Figure data in JSON
+ + + + + + +

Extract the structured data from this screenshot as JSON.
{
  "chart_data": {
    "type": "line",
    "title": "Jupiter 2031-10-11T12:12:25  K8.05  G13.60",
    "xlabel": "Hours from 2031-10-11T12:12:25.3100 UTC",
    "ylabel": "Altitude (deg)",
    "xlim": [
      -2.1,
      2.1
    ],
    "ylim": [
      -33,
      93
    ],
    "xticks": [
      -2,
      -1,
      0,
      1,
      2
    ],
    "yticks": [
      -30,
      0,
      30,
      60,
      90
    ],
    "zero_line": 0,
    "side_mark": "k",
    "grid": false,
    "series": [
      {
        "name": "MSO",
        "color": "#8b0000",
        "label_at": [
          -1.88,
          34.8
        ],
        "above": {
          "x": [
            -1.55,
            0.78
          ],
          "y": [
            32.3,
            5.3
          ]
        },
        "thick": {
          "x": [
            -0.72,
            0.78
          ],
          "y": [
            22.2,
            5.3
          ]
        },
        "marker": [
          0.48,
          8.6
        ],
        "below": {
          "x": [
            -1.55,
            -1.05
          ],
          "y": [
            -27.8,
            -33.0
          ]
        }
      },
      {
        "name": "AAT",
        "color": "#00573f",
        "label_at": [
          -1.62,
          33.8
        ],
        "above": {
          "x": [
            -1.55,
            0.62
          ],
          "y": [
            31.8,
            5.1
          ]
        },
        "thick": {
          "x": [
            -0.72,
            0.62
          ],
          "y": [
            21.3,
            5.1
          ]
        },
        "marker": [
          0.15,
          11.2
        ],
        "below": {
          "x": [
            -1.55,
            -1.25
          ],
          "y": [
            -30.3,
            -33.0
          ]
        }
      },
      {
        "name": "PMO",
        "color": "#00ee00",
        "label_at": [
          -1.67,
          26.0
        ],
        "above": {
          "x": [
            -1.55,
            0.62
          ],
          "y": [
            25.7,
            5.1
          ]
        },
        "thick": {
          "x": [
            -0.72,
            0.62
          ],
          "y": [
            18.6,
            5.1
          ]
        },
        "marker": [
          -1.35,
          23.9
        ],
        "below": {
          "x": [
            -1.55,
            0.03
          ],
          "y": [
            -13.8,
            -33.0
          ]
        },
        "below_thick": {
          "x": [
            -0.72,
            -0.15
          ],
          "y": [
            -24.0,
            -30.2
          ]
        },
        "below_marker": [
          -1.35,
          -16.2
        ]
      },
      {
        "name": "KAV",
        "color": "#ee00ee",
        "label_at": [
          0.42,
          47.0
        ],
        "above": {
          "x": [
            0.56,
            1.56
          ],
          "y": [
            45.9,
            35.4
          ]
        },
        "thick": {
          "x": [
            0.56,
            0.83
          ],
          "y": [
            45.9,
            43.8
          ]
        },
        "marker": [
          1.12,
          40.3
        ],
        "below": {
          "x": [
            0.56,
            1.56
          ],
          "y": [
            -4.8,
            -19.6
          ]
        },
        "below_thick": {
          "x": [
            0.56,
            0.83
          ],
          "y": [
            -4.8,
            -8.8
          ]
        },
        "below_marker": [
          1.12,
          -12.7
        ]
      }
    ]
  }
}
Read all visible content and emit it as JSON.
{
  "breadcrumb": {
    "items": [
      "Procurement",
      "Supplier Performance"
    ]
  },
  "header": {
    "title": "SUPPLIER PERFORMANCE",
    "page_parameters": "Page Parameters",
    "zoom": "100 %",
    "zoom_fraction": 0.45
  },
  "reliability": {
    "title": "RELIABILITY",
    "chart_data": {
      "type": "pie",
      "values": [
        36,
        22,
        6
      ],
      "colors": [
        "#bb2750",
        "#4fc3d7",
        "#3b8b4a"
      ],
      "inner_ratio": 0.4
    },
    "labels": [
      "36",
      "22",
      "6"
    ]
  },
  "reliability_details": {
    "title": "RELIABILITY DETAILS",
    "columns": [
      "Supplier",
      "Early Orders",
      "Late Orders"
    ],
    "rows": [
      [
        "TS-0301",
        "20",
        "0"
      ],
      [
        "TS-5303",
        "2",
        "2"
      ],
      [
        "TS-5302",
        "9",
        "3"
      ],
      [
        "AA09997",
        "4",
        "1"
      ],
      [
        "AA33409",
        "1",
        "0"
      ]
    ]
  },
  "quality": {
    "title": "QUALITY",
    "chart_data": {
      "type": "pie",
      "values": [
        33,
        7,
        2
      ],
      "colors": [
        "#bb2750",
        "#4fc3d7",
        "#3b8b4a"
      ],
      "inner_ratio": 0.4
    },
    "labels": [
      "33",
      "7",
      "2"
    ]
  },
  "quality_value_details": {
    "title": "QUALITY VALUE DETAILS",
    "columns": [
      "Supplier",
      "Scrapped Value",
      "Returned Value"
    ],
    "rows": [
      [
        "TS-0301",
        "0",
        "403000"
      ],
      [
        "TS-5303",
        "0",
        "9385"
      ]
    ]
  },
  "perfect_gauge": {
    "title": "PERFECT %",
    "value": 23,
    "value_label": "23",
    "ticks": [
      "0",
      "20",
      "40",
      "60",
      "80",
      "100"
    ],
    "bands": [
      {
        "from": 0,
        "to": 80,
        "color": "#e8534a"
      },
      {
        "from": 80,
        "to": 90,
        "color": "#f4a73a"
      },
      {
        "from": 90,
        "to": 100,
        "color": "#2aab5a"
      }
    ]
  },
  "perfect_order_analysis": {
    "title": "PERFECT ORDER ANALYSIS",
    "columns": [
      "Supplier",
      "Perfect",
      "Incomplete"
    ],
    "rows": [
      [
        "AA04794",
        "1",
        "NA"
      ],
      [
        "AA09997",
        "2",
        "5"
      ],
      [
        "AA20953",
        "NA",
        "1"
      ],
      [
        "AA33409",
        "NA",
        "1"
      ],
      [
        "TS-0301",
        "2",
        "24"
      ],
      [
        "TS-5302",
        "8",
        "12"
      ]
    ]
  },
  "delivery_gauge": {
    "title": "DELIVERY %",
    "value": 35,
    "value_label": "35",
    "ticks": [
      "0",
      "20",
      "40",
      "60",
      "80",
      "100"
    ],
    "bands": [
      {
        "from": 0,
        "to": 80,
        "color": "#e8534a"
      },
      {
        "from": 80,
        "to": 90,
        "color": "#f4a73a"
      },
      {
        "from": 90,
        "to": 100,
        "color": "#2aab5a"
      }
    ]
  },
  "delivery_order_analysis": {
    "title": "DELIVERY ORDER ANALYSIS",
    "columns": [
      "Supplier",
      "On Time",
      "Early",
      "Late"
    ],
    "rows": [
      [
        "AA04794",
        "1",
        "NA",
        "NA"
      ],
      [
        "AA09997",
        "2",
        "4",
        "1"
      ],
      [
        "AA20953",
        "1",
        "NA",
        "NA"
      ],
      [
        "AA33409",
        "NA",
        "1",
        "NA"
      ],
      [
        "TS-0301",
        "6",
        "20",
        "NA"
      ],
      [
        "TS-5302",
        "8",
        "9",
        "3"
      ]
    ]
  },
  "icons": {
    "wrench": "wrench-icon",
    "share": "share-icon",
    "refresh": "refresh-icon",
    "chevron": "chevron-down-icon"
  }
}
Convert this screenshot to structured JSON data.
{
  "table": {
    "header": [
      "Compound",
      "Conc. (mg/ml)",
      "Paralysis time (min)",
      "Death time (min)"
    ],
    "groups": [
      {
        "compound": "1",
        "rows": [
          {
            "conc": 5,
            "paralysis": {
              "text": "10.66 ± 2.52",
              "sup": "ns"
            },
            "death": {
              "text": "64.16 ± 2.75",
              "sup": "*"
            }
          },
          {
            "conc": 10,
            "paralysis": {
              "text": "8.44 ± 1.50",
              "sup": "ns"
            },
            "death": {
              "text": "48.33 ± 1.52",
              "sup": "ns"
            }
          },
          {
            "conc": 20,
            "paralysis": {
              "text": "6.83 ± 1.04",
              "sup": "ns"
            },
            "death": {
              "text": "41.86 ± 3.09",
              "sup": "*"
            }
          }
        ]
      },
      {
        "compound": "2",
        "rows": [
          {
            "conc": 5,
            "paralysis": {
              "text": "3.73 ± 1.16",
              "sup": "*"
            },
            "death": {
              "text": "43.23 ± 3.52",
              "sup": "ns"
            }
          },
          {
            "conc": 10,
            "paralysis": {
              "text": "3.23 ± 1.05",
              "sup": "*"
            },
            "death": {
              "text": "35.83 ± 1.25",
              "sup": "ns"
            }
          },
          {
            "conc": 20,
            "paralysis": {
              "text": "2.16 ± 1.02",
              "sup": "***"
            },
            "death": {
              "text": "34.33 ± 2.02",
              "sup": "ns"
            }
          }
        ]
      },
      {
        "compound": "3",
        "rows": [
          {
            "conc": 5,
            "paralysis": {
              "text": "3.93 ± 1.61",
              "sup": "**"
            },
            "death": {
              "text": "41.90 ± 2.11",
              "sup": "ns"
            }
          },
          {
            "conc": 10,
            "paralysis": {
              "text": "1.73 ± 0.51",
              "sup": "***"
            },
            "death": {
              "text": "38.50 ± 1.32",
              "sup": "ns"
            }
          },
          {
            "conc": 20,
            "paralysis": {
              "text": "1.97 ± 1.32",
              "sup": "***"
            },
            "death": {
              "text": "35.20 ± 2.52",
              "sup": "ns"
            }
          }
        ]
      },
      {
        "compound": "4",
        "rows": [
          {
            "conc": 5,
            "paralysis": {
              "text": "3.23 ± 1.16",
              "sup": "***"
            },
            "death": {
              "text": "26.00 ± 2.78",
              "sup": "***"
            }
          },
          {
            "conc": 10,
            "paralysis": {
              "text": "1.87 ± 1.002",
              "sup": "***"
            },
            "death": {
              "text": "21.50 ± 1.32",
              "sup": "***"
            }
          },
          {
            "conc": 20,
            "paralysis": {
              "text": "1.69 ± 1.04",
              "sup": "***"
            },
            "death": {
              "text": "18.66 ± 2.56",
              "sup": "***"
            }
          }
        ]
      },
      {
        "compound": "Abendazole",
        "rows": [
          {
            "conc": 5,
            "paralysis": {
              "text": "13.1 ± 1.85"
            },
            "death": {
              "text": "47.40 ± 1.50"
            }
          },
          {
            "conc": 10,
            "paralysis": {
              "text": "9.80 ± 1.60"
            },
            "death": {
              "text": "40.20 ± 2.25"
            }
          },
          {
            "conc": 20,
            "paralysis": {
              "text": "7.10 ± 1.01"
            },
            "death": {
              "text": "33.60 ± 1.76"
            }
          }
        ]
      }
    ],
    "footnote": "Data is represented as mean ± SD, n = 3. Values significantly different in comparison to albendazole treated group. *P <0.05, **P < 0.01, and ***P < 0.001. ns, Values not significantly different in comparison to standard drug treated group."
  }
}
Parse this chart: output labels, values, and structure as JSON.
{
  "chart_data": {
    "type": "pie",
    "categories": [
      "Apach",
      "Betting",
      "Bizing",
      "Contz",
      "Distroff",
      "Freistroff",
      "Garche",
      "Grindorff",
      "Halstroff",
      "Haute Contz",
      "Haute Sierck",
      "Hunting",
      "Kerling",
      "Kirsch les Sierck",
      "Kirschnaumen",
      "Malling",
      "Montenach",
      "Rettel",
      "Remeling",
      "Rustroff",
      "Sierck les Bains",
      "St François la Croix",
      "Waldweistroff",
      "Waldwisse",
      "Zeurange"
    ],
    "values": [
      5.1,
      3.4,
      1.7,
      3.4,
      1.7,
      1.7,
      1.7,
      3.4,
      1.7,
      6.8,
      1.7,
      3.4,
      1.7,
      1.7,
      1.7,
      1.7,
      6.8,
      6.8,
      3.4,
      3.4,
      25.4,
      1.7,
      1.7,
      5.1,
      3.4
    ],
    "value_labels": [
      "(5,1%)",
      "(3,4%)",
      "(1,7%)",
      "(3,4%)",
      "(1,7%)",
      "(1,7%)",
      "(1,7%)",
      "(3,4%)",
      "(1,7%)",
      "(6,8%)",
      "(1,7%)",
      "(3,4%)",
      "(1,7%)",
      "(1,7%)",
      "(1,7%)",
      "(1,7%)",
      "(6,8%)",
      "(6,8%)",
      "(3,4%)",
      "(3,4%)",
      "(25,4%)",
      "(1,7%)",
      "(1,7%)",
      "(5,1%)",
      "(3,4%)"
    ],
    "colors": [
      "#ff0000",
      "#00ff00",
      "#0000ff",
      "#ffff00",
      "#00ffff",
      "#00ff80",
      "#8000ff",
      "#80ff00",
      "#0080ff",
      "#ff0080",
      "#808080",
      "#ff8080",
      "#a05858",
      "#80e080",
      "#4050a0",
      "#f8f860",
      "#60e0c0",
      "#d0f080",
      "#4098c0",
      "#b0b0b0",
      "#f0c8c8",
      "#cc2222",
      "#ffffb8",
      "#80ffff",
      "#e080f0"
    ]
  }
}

+ + + + + + +

**TASK DIRECTIONS**: Look through the records and gather every line containing "title".

**OUTPUT FOR THIS TASK**:
    "title": "Jupiter 2031-10-11T12:12:25  K8.05  G13.60",
    "title": "SUPPLIER PERFORMANCE",
    "title": "RELIABILITY",
    "title": "RELIABILITY DETAILS",
    "title": "QUALITY",
    "title": "QUALITY VALUE DETAILS",
    "title": "PERFECT %",
    "title": "PERFECT ORDER ANALYSIS",
    "title": "DELIVERY %",
    "title": "DELIVERY ORDER ANALYSIS",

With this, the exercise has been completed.